Written instruction: Count lines holding the word "marker". Only the number is wanted.

Dataset rows:
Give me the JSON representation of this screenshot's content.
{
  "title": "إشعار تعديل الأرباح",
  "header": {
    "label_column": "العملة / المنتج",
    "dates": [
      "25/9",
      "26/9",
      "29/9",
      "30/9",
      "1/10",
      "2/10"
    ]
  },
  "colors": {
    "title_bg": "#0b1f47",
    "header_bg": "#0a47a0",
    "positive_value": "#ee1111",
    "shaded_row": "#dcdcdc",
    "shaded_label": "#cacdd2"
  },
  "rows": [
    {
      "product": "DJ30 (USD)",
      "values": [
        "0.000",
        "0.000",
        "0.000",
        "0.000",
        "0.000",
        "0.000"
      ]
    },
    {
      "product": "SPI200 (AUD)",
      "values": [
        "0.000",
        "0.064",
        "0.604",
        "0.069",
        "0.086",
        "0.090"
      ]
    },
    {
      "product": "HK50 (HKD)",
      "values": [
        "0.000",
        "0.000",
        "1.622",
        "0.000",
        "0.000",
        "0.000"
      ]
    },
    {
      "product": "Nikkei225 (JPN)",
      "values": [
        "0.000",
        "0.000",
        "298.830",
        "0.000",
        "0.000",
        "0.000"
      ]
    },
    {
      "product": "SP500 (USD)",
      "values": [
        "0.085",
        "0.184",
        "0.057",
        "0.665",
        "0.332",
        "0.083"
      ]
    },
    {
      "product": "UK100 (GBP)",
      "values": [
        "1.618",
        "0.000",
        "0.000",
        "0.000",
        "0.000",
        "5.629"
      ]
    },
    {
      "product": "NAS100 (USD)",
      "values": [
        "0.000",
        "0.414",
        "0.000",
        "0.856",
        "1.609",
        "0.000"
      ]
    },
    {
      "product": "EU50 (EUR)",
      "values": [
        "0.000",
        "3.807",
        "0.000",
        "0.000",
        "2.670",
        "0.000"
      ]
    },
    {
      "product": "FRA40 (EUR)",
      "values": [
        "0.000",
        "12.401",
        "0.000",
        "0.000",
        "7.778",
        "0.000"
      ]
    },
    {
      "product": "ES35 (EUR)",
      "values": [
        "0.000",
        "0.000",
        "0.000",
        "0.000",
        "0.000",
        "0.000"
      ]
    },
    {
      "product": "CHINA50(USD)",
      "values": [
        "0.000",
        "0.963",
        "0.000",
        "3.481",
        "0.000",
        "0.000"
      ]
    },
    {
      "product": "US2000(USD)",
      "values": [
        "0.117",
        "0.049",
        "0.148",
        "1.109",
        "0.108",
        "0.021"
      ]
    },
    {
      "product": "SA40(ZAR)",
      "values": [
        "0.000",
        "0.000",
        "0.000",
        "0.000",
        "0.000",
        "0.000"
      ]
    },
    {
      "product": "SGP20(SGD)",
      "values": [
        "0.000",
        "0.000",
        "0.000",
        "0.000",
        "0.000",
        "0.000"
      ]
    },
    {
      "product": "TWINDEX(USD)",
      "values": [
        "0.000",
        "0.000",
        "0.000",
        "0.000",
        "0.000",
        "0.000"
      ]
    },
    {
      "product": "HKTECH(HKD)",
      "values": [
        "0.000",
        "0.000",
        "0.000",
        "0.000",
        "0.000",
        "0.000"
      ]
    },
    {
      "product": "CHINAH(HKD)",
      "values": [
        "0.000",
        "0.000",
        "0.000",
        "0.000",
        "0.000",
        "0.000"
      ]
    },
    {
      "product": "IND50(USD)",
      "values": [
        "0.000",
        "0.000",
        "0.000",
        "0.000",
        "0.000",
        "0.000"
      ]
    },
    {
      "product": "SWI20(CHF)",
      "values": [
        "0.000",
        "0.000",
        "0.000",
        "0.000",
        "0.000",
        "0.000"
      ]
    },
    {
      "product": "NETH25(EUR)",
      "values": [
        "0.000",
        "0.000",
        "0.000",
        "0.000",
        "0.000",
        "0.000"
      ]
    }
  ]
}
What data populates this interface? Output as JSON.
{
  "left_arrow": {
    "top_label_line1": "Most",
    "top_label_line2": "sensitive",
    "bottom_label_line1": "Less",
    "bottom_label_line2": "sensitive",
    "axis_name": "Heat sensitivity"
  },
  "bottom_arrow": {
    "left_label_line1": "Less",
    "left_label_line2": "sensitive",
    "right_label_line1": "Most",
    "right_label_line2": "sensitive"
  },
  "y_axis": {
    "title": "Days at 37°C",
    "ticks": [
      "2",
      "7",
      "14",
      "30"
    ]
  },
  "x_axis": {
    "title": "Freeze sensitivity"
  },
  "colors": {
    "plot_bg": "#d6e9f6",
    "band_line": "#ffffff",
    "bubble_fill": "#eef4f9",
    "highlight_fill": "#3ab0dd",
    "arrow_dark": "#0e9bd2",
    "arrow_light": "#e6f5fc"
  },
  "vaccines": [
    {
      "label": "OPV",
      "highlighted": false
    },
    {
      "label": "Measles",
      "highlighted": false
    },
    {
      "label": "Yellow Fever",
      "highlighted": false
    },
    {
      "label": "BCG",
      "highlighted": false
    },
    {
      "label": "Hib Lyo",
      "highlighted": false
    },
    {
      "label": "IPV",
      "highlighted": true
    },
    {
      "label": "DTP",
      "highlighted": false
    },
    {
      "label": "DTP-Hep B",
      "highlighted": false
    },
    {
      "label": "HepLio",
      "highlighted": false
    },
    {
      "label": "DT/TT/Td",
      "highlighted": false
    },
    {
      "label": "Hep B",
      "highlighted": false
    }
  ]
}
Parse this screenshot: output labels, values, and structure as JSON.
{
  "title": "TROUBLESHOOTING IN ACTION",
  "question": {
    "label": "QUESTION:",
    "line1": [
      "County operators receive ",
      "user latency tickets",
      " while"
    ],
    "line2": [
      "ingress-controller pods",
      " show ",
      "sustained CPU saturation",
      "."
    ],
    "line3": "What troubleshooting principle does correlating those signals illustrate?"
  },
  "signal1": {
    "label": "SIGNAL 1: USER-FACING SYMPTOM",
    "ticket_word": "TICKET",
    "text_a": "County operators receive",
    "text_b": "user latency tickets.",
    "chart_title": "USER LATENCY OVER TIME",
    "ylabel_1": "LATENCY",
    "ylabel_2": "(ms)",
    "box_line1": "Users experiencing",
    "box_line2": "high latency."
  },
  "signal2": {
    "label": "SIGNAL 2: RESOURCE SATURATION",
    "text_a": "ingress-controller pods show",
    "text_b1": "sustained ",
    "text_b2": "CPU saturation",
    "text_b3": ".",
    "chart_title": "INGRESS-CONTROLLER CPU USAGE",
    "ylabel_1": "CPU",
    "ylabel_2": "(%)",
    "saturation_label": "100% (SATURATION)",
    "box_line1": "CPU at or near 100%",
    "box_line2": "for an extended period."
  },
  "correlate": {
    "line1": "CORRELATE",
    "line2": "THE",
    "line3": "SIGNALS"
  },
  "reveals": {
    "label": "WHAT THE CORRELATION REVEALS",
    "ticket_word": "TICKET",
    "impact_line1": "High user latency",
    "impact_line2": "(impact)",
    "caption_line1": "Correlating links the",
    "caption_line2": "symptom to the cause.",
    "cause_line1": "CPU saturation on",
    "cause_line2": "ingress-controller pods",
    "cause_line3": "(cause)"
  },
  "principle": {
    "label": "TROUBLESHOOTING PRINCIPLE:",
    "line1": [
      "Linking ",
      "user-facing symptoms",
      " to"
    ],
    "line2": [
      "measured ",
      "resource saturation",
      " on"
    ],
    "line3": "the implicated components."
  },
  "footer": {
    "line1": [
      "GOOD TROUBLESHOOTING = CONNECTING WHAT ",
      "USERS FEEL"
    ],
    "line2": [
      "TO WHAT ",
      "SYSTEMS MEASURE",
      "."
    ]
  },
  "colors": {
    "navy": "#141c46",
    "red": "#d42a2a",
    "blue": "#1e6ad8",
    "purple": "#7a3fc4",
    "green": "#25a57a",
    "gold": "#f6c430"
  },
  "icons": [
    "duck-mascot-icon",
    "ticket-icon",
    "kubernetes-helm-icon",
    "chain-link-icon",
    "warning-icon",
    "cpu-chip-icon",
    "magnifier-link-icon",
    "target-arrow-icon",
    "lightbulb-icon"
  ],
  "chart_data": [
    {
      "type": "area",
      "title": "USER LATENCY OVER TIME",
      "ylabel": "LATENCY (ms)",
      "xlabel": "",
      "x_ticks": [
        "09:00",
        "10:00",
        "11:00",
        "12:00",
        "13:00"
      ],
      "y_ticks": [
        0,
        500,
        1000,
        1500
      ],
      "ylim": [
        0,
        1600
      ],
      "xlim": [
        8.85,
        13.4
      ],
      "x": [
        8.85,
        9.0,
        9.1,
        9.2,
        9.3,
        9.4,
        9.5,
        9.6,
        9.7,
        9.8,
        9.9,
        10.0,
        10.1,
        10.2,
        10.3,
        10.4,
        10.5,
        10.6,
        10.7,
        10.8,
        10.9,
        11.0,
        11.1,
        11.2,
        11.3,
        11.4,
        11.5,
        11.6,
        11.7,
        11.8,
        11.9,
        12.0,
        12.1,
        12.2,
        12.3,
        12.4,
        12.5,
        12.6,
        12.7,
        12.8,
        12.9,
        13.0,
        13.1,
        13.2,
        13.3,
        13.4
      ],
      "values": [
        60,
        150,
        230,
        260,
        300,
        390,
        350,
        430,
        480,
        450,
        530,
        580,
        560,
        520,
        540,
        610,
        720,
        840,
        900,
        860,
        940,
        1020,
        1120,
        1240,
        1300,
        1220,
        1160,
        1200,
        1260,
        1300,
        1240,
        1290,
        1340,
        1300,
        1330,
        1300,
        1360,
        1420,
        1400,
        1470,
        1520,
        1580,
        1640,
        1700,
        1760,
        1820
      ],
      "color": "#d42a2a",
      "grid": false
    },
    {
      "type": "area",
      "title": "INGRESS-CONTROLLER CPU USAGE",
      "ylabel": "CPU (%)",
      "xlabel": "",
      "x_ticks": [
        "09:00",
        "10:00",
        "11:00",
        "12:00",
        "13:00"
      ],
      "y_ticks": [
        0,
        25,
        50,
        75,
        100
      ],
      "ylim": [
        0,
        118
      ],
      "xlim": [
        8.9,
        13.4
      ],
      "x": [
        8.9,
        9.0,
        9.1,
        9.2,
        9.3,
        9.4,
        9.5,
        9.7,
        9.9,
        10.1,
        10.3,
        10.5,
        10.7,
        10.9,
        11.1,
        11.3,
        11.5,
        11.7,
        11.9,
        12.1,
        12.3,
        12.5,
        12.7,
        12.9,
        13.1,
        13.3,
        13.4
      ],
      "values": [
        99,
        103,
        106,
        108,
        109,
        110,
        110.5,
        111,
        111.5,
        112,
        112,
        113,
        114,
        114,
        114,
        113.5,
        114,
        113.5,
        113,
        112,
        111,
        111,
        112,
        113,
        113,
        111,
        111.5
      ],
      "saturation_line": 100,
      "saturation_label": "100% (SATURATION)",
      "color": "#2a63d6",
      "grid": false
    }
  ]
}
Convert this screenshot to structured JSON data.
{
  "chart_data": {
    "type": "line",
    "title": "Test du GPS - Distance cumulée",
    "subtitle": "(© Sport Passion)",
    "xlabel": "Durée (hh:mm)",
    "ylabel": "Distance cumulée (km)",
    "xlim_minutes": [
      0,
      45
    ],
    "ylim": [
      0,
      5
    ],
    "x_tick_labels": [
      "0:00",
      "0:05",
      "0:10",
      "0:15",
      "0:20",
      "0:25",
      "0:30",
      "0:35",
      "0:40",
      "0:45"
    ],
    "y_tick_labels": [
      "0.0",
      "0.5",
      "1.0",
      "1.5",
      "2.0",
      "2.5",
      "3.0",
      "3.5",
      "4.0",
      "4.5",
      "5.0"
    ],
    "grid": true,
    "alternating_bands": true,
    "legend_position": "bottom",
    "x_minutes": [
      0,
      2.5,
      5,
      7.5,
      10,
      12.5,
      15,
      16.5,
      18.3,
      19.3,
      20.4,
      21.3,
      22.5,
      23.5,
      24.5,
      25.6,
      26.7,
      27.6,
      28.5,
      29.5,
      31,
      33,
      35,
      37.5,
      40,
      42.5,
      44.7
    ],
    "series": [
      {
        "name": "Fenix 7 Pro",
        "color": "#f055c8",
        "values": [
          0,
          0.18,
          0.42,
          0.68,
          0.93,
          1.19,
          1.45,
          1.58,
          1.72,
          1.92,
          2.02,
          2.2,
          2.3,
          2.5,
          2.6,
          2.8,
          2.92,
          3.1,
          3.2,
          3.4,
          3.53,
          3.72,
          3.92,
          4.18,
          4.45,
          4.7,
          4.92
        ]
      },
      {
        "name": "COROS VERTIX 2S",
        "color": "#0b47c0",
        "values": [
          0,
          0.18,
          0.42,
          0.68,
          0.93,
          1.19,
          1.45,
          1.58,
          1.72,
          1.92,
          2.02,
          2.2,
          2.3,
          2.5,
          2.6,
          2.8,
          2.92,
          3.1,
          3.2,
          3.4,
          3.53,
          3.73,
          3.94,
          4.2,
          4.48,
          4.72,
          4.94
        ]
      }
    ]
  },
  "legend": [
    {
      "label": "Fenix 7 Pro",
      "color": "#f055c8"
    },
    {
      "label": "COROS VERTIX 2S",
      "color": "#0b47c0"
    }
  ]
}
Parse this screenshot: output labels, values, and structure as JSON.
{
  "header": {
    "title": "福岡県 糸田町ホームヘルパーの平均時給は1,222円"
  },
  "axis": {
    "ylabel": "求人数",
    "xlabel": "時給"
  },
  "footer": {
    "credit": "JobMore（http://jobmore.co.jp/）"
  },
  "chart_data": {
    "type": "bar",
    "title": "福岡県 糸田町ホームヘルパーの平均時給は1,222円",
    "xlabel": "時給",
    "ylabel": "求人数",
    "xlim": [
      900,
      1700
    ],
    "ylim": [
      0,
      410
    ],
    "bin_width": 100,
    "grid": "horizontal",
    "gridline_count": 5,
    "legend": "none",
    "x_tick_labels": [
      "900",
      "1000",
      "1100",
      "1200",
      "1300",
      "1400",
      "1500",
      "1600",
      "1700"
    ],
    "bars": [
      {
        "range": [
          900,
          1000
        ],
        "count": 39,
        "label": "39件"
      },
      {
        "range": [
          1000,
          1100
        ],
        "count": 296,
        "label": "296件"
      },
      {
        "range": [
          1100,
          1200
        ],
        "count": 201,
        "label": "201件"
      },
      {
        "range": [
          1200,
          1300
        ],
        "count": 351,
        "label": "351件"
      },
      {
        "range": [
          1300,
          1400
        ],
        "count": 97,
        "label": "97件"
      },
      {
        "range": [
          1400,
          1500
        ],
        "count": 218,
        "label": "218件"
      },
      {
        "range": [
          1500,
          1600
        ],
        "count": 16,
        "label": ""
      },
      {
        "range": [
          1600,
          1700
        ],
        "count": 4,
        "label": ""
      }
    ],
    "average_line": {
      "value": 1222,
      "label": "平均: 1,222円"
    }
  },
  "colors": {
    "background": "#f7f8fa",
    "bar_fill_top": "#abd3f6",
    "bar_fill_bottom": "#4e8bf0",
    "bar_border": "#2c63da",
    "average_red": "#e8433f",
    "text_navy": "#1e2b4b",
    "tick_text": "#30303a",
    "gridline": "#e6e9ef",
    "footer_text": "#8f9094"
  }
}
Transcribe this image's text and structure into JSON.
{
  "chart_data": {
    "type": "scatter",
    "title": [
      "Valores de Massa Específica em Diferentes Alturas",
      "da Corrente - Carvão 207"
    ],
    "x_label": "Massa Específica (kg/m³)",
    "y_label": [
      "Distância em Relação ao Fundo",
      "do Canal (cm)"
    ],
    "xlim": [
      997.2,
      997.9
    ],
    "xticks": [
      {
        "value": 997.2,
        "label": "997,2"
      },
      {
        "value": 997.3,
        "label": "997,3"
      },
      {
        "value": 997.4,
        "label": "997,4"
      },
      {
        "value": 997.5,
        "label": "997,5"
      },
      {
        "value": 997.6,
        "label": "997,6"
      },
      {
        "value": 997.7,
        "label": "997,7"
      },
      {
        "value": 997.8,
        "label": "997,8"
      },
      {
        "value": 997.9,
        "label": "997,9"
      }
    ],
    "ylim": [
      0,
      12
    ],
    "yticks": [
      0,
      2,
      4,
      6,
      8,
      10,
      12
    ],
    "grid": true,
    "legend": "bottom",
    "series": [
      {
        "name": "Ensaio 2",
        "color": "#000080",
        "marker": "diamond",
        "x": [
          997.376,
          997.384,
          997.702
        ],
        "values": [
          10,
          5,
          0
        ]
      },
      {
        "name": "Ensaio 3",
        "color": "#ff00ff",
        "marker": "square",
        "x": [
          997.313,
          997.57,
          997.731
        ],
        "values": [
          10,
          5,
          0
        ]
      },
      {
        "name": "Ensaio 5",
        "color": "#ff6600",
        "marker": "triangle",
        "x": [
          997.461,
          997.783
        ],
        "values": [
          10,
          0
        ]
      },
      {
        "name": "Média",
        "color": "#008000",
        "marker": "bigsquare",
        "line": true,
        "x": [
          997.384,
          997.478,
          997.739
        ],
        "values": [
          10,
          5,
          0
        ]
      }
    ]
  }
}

Task answer: 4